Please retype each of the lines below exactly, leaving out the pictures.
>> BEGIN
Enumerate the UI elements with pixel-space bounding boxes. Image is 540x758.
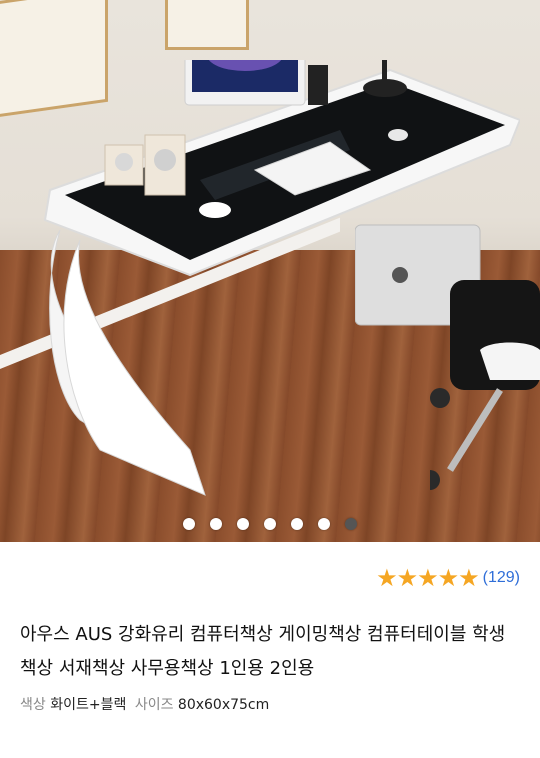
pagination-dot[interactable] (182, 518, 195, 530)
pagination-dot[interactable] (236, 518, 249, 530)
review-count[interactable]: (129) (483, 569, 520, 587)
product-title: 아우스 AUS 강화유리 컴퓨터책상 게이밍책상 컴퓨터테이블 학생책상 서재책… (20, 624, 506, 679)
star-rating-icon: ★★★★★ (376, 564, 480, 592)
product-image[interactable] (0, 0, 540, 542)
size-option-label: 사이즈 (134, 697, 174, 713)
gallery-pagination (0, 515, 540, 534)
office-chair (430, 280, 540, 490)
desk-leg (49, 229, 206, 496)
color-option-label: 색상 (20, 697, 46, 713)
size-option-value: 80x60x75cm (177, 697, 270, 713)
product-info: ★★★★★ (129) 아우스 AUS 강화유리 컴퓨터책상 게이밍책상 컴퓨터… (0, 560, 540, 714)
pagination-dot[interactable] (264, 518, 276, 530)
pagination-dot[interactable] (318, 518, 331, 530)
wall-frame-middle (165, 0, 249, 50)
pagination-dot[interactable] (291, 518, 304, 530)
product-options: 색상 화이트+블랙 사이즈 80x60x75cm (20, 694, 520, 714)
pagination-dot[interactable] (209, 518, 222, 530)
rating-row[interactable]: ★★★★★ (129) (20, 560, 520, 596)
color-option-value: 화이트+블랙 (50, 697, 127, 713)
pagination-dot-active[interactable] (345, 518, 358, 530)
>> END
Right answer:
Enumerate the UI elements with pixel-space bounding boxes. Image is 540x758.
pagination-dot[interactable] (182, 518, 195, 530)
pagination-dot[interactable] (236, 518, 249, 530)
review-count[interactable]: (129) (483, 569, 520, 587)
product-title: 아우스 AUS 강화유리 컴퓨터책상 게이밍책상 컴퓨터테이블 학생책상 서재책… (20, 624, 506, 679)
star-rating-icon: ★★★★★ (376, 564, 480, 592)
product-image[interactable] (0, 0, 540, 542)
size-option-label: 사이즈 (134, 697, 174, 713)
gallery-pagination (0, 515, 540, 534)
office-chair (430, 280, 540, 490)
desk-leg (49, 229, 206, 496)
color-option-label: 색상 (20, 697, 46, 713)
size-option-value: 80x60x75cm (177, 697, 270, 713)
product-info: ★★★★★ (129) 아우스 AUS 강화유리 컴퓨터책상 게이밍책상 컴퓨터… (0, 560, 540, 714)
pagination-dot[interactable] (264, 518, 276, 530)
pagination-dot[interactable] (318, 518, 331, 530)
wall-frame-middle (165, 0, 249, 50)
pagination-dot[interactable] (291, 518, 304, 530)
product-options: 색상 화이트+블랙 사이즈 80x60x75cm (20, 694, 520, 714)
pagination-dot[interactable] (209, 518, 222, 530)
rating-row[interactable]: ★★★★★ (129) (20, 560, 520, 596)
color-option-value: 화이트+블랙 (50, 697, 127, 713)
pagination-dot-active[interactable] (345, 518, 358, 530)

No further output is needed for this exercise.